● **What to do**
How many lines in the listing below include the word "cooling"? Reply with the count alone.

● **Dataset extract**
--- BEGIN ---
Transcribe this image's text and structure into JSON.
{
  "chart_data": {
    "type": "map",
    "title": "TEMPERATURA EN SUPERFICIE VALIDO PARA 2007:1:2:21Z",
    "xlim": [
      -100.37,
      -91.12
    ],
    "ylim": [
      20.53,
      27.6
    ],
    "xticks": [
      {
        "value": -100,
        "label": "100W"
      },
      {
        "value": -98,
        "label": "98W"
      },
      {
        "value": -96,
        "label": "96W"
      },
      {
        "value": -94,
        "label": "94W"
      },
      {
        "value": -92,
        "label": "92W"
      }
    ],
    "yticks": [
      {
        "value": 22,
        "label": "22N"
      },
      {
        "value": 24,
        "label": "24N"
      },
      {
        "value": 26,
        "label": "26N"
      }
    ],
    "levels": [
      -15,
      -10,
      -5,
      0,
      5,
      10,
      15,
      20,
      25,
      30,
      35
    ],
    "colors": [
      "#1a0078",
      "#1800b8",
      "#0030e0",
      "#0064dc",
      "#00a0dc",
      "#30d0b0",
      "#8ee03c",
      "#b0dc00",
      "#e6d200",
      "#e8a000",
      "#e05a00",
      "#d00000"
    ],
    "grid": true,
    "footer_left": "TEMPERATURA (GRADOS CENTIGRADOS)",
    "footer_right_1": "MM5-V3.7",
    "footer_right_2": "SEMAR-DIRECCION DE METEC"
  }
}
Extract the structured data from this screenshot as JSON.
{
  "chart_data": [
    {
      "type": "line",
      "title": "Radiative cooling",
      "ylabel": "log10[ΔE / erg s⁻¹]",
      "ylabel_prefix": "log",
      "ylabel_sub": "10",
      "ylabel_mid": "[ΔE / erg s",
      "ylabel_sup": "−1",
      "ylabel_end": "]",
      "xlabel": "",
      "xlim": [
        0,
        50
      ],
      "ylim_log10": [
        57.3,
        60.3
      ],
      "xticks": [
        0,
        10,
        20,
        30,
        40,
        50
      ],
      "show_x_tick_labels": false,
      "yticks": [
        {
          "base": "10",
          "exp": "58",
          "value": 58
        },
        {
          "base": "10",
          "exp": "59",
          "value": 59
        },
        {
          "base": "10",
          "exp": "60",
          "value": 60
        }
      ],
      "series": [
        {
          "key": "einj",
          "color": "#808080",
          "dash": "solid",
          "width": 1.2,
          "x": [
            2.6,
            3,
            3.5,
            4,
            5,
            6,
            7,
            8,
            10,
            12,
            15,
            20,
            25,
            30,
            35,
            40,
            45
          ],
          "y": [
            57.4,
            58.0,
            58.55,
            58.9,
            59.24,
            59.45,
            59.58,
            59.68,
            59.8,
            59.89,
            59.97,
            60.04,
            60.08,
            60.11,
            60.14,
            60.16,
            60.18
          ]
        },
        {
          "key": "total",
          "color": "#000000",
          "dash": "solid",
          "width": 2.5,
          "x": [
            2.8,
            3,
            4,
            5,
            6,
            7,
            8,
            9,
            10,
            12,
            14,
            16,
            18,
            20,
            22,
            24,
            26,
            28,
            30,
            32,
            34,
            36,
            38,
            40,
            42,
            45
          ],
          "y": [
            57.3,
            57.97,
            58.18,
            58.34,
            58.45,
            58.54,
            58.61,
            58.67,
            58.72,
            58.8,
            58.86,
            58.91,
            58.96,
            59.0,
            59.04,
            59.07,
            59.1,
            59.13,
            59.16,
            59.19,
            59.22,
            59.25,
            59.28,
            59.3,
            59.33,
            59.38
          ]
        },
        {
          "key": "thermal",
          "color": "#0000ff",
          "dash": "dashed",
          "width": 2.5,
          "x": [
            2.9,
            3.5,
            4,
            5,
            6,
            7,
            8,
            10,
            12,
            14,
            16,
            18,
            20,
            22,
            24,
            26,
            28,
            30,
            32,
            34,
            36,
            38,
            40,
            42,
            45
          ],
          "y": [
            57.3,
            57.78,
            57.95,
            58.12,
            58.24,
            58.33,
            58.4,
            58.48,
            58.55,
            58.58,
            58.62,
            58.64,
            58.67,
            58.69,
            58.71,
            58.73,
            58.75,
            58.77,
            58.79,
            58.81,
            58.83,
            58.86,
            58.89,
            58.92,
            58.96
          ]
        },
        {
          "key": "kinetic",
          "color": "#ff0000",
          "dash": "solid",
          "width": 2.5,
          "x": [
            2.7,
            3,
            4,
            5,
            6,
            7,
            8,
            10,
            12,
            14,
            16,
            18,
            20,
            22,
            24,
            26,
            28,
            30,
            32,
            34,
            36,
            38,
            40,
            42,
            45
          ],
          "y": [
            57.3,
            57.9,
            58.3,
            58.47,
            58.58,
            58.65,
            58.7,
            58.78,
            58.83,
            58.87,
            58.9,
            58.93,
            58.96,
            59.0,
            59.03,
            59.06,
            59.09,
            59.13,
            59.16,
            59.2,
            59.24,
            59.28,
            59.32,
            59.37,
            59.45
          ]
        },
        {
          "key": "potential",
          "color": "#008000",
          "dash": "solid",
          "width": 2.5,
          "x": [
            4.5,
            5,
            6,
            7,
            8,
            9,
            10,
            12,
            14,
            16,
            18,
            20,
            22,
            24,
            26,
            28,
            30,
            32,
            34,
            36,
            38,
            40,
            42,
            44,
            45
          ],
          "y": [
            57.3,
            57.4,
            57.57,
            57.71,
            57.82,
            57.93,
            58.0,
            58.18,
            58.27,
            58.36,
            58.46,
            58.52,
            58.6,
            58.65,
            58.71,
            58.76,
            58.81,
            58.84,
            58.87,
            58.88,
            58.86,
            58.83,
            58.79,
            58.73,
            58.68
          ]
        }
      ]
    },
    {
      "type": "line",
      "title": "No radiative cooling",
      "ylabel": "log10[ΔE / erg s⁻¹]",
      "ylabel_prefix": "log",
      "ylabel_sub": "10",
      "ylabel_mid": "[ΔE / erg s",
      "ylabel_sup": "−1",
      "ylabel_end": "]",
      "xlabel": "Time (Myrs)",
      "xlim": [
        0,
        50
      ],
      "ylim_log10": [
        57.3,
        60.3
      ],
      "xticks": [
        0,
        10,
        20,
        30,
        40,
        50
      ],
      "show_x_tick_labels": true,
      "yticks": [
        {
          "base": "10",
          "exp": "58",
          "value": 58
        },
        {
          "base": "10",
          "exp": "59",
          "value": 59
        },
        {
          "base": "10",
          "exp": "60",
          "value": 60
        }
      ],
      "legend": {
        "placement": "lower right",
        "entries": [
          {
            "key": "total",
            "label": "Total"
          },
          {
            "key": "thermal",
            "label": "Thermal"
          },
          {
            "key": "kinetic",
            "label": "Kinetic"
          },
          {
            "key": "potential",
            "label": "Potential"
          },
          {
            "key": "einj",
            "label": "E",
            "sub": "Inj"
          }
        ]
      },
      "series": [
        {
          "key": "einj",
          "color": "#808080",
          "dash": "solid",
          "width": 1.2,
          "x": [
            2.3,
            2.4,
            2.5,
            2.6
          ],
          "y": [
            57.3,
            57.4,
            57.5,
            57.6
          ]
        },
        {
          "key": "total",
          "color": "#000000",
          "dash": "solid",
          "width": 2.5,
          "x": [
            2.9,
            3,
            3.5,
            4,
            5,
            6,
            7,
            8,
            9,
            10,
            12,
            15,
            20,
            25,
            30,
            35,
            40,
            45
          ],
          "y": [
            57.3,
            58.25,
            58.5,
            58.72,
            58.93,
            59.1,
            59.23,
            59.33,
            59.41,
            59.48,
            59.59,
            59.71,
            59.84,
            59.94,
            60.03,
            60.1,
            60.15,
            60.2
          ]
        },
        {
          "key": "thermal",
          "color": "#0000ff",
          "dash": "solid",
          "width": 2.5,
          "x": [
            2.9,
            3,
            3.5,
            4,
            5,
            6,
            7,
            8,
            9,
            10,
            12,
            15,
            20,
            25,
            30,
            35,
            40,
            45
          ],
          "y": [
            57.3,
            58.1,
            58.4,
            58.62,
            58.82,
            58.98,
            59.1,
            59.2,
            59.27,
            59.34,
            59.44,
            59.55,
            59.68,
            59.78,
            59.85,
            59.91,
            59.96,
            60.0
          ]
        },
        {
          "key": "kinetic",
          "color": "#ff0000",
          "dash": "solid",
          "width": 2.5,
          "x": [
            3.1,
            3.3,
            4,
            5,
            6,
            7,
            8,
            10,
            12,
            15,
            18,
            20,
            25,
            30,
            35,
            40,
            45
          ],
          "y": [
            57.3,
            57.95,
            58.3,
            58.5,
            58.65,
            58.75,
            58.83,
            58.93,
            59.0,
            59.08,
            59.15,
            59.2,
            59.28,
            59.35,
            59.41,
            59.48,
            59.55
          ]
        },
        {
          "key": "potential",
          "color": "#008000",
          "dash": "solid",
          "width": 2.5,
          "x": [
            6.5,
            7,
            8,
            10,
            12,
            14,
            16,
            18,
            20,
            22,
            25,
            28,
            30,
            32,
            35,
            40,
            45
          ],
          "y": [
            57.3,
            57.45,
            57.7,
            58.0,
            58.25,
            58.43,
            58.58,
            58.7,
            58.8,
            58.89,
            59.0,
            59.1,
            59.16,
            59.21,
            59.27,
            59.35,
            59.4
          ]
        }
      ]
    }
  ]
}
--- END ---
● **Reply**
2